Copy all lines below exactly as written. Leave pictures out.

Given records »
— START —
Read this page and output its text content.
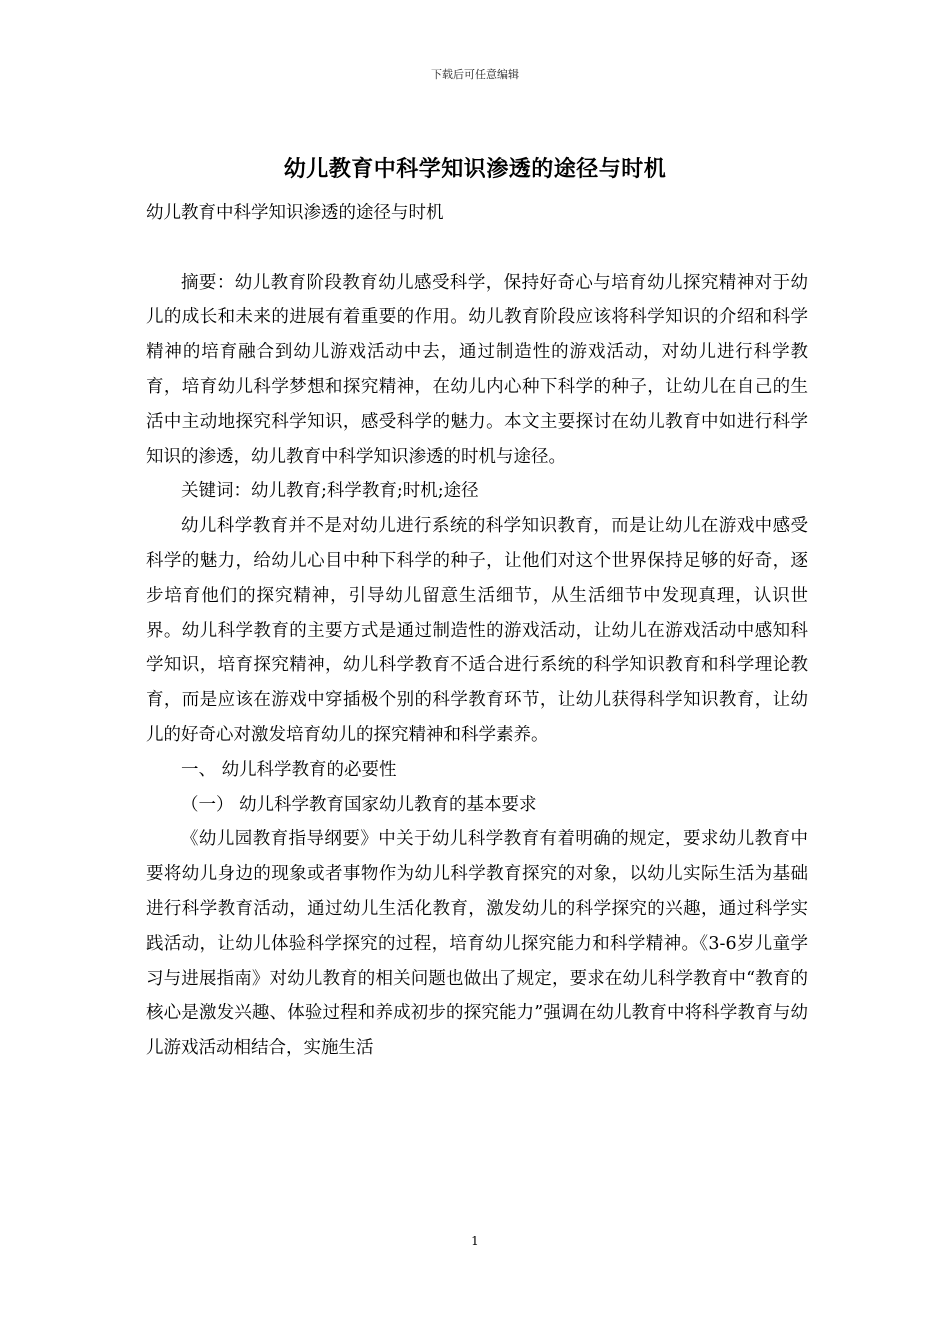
下载后可任意编辑
幼儿教育中科学知识渗透的途径与时机

幼儿教育中科学知识渗透的途径与时机

摘要：幼儿教育阶段教育幼儿感受科学，保持好奇心与培育幼儿探究精神对于幼儿的成长和未来的进展有着重要的作用。幼儿教育阶段应该将科学知识的介绍和科学精神的培育融合到幼儿游戏活动中去，通过制造性的游戏活动，对幼儿进行科学教育，培育幼儿科学梦想和探究精神，在幼儿内心种下科学的种子，让幼儿在自己的生活中主动地探究科学知识，感受科学的魅力。本文主要探讨在幼儿教育中如进行科学知识的渗透，幼儿教育中科学知识渗透的时机与途径。

关键词：幼儿教育;科学教育;时机;途径

幼儿科学教育并不是对幼儿进行系统的科学知识教育，而是让幼儿在游戏中感受科学的魅力，给幼儿心目中种下科学的种子，让他们对这个世界保持足够的好奇，逐步培育他们的探究精神，引导幼儿留意生活细节，从生活细节中发现真理，认识世界。幼儿科学教育的主要方式是通过制造性的游戏活动，让幼儿在游戏活动中感知科学知识，培育探究精神，幼儿科学教育不适合进行系统的科学知识教育和科学理论教育，而是应该在游戏中穿插极个别的科学教育环节，让幼儿获得科学知识教育，让幼儿的好奇心对激发培育幼儿的探究精神和科学素养。

一、 幼儿科学教育的必要性

（一） 幼儿科学教育国家幼儿教育的基本要求

《幼儿园教育指导纲要》中关于幼儿科学教育有着明确的规定，要求幼儿教育中要将幼儿身边的现象或者事物作为幼儿科学教育探究的对象，以幼儿实际生活为基础进行科学教育活动，通过幼儿生活化教育，激发幼儿的科学探究的兴趣，通过科学实践活动，让幼儿体验科学探究的过程，培育幼儿探究能力和科学精神。《3-6岁儿童学习与进展指南》对幼儿教育的相关问题也做出了规定，要求在幼儿科学教育中“教育的核心是激发兴趣、体验过程和养成初步的探究能力”强调在幼儿教育中将科学教育与幼儿游戏活动相结合，实施生活

1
— END —
In response »
Read this page and output its text content.
下载后可任意编辑
幼儿教育中科学知识渗透的途径与时机

幼儿教育中科学知识渗透的途径与时机

摘要：幼儿教育阶段教育幼儿感受科学，保持好奇心与培育幼儿探究精神对于幼儿的成长和未来的进展有着重要的作用。幼儿教育阶段应该将科学知识的介绍和科学精神的培育融合到幼儿游戏活动中去，通过制造性的游戏活动，对幼儿进行科学教育，培育幼儿科学梦想和探究精神，在幼儿内心种下科学的种子，让幼儿在自己的生活中主动地探究科学知识，感受科学的魅力。本文主要探讨在幼儿教育中如进行科学知识的渗透，幼儿教育中科学知识渗透的时机与途径。

关键词：幼儿教育;科学教育;时机;途径

幼儿科学教育并不是对幼儿进行系统的科学知识教育，而是让幼儿在游戏中感受科学的魅力，给幼儿心目中种下科学的种子，让他们对这个世界保持足够的好奇，逐步培育他们的探究精神，引导幼儿留意生活细节，从生活细节中发现真理，认识世界。幼儿科学教育的主要方式是通过制造性的游戏活动，让幼儿在游戏活动中感知科学知识，培育探究精神，幼儿科学教育不适合进行系统的科学知识教育和科学理论教育，而是应该在游戏中穿插极个别的科学教育环节，让幼儿获得科学知识教育，让幼儿的好奇心对激发培育幼儿的探究精神和科学素养。

一、 幼儿科学教育的必要性

（一） 幼儿科学教育国家幼儿教育的基本要求

《幼儿园教育指导纲要》中关于幼儿科学教育有着明确的规定，要求幼儿教育中要将幼儿身边的现象或者事物作为幼儿科学教育探究的对象，以幼儿实际生活为基础进行科学教育活动，通过幼儿生活化教育，激发幼儿的科学探究的兴趣，通过科学实践活动，让幼儿体验科学探究的过程，培育幼儿探究能力和科学精神。《3-6岁儿童学习与进展指南》对幼儿教育的相关问题也做出了规定，要求在幼儿科学教育中“教育的核心是激发兴趣、体验过程和养成初步的探究能力”强调在幼儿教育中将科学教育与幼儿游戏活动相结合，实施生活

1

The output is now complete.